#### MATERIALS PROVIDED:
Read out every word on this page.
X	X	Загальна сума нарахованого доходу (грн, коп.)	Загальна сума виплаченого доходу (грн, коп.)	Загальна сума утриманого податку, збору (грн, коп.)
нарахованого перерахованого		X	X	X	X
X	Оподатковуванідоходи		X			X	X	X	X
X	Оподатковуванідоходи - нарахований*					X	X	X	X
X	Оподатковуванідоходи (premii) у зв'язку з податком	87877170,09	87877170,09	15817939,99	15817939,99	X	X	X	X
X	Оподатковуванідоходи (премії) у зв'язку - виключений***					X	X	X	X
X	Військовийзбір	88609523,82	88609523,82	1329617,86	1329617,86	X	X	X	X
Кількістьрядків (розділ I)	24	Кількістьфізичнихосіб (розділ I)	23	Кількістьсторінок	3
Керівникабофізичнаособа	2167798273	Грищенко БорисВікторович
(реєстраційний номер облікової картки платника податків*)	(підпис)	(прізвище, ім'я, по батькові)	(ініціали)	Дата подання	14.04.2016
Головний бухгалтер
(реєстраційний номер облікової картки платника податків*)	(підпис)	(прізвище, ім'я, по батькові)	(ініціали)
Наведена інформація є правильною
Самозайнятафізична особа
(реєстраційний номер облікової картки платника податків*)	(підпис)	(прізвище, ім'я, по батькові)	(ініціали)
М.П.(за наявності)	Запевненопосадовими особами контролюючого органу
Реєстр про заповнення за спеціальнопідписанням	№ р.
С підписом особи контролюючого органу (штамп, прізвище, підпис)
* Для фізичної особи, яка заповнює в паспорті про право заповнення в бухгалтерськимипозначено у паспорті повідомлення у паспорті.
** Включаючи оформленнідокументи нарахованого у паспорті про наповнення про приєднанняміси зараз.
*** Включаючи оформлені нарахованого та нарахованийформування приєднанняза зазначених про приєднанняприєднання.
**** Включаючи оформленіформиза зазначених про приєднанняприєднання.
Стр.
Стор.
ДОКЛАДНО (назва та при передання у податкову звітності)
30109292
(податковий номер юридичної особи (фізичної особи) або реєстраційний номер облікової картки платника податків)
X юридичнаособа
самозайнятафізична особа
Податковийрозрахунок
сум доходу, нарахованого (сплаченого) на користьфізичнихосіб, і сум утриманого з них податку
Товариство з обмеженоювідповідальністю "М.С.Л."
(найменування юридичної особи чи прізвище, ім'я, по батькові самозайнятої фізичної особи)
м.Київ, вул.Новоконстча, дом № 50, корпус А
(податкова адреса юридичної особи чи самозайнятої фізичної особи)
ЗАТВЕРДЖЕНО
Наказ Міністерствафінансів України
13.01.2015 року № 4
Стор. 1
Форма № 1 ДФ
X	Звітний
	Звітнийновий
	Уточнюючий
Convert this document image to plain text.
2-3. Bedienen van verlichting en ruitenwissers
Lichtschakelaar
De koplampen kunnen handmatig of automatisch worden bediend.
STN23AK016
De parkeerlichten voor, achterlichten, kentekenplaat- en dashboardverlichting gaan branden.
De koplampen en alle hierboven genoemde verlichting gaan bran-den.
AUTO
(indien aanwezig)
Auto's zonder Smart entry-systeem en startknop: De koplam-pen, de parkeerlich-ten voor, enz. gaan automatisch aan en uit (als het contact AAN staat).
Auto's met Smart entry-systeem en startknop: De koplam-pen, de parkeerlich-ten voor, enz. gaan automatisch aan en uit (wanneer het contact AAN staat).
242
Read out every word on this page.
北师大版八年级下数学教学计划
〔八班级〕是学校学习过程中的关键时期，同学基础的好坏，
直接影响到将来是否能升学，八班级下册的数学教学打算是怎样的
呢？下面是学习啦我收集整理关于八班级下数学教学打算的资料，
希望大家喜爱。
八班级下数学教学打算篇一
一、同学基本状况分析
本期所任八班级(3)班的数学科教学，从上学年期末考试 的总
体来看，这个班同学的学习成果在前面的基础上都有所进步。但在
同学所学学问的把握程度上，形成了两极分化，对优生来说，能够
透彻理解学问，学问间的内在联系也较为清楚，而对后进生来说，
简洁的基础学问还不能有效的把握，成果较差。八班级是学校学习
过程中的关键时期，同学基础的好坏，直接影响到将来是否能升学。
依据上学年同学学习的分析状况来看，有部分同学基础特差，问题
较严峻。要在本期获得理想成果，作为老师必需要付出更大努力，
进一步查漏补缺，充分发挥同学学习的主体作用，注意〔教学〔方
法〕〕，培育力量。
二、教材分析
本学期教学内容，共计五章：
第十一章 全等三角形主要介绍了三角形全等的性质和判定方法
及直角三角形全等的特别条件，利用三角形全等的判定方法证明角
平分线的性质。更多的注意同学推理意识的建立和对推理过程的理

#### GIVEN REQUEST:
Reproduce each entry exactly, leaving out nothing.

#### REPLY TO THE TASK:
Read out every word on this page.
X	X	Загальна сума нарахованого доходу (грн, коп.)	Загальна сума виплаченого доходу (грн, коп.)	Загальна сума утриманого податку, збору (грн, коп.)
нарахованого перерахованого		X	X	X	X
X	Оподатковуванідоходи		X			X	X	X	X
X	Оподатковуванідоходи - нарахований*					X	X	X	X
X	Оподатковуванідоходи (premii) у зв'язку з податком	87877170,09	87877170,09	15817939,99	15817939,99	X	X	X	X
X	Оподатковуванідоходи (премії) у зв'язку - виключений***					X	X	X	X
X	Військовийзбір	88609523,82	88609523,82	1329617,86	1329617,86	X	X	X	X
Кількістьрядків (розділ I)	24	Кількістьфізичнихосіб (розділ I)	23	Кількістьсторінок	3
Керівникабофізичнаособа	2167798273	Грищенко БорисВікторович
(реєстраційний номер облікової картки платника податків*)	(підпис)	(прізвище, ім'я, по батькові)	(ініціали)	Дата подання	14.04.2016
Головний бухгалтер
(реєстраційний номер облікової картки платника податків*)	(підпис)	(прізвище, ім'я, по батькові)	(ініціали)
Наведена інформація є правильною
Самозайнятафізична особа
(реєстраційний номер облікової картки платника податків*)	(підпис)	(прізвище, ім'я, по батькові)	(ініціали)
М.П.(за наявності)	Запевненопосадовими особами контролюючого органу
Реєстр про заповнення за спеціальнопідписанням	№ р.
С підписом особи контролюючого органу (штамп, прізвище, підпис)
* Для фізичної особи, яка заповнює в паспорті про право заповнення в бухгалтерськимипозначено у паспорті повідомлення у паспорті.
** Включаючи оформленнідокументи нарахованого у паспорті про наповнення про приєднанняміси зараз.
*** Включаючи оформлені нарахованого та нарахованийформування приєднанняза зазначених про приєднанняприєднання.
**** Включаючи оформленіформиза зазначених про приєднанняприєднання.
Стр.
Стор.
ДОКЛАДНО (назва та при передання у податкову звітності)
30109292
(податковий номер юридичної особи (фізичної особи) або реєстраційний номер облікової картки платника податків)
X юридичнаособа
самозайнятафізична особа
Податковийрозрахунок
сум доходу, нарахованого (сплаченого) на користьфізичнихосіб, і сум утриманого з них податку
Товариство з обмеженоювідповідальністю "М.С.Л."
(найменування юридичної особи чи прізвище, ім'я, по батькові самозайнятої фізичної особи)
м.Київ, вул.Новоконстча, дом № 50, корпус А
(податкова адреса юридичної особи чи самозайнятої фізичної особи)
ЗАТВЕРДЖЕНО
Наказ Міністерствафінансів України
13.01.2015 року № 4
Стор. 1
Форма № 1 ДФ
X	Звітний
	Звітнийновий
	Уточнюючий
Convert this document image to plain text.
2-3. Bedienen van verlichting en ruitenwissers
Lichtschakelaar
De koplampen kunnen handmatig of automatisch worden bediend.
STN23AK016
De parkeerlichten voor, achterlichten, kentekenplaat- en dashboardverlichting gaan branden.
De koplampen en alle hierboven genoemde verlichting gaan bran-den.
AUTO
(indien aanwezig)
Auto's zonder Smart entry-systeem en startknop: De koplam-pen, de parkeerlich-ten voor, enz. gaan automatisch aan en uit (als het contact AAN staat).
Auto's met Smart entry-systeem en startknop: De koplam-pen, de parkeerlich-ten voor, enz. gaan automatisch aan en uit (wanneer het contact AAN staat).
242
Read out every word on this page.
北师大版八年级下数学教学计划
〔八班级〕是学校学习过程中的关键时期，同学基础的好坏，
直接影响到将来是否能升学，八班级下册的数学教学打算是怎样的
呢？下面是学习啦我收集整理关于八班级下数学教学打算的资料，
希望大家喜爱。
八班级下数学教学打算篇一
一、同学基本状况分析
本期所任八班级(3)班的数学科教学，从上学年期末考试 的总
体来看，这个班同学的学习成果在前面的基础上都有所进步。但在
同学所学学问的把握程度上，形成了两极分化，对优生来说，能够
透彻理解学问，学问间的内在联系也较为清楚，而对后进生来说，
简洁的基础学问还不能有效的把握，成果较差。八班级是学校学习
过程中的关键时期，同学基础的好坏，直接影响到将来是否能升学。
依据上学年同学学习的分析状况来看，有部分同学基础特差，问题
较严峻。要在本期获得理想成果，作为老师必需要付出更大努力，
进一步查漏补缺，充分发挥同学学习的主体作用，注意〔教学〔方
法〕〕，培育力量。
二、教材分析
本学期教学内容，共计五章：
第十一章 全等三角形主要介绍了三角形全等的性质和判定方法
及直角三角形全等的特别条件，利用三角形全等的判定方法证明角
平分线的性质。更多的注意同学推理意识的建立和对推理过程的理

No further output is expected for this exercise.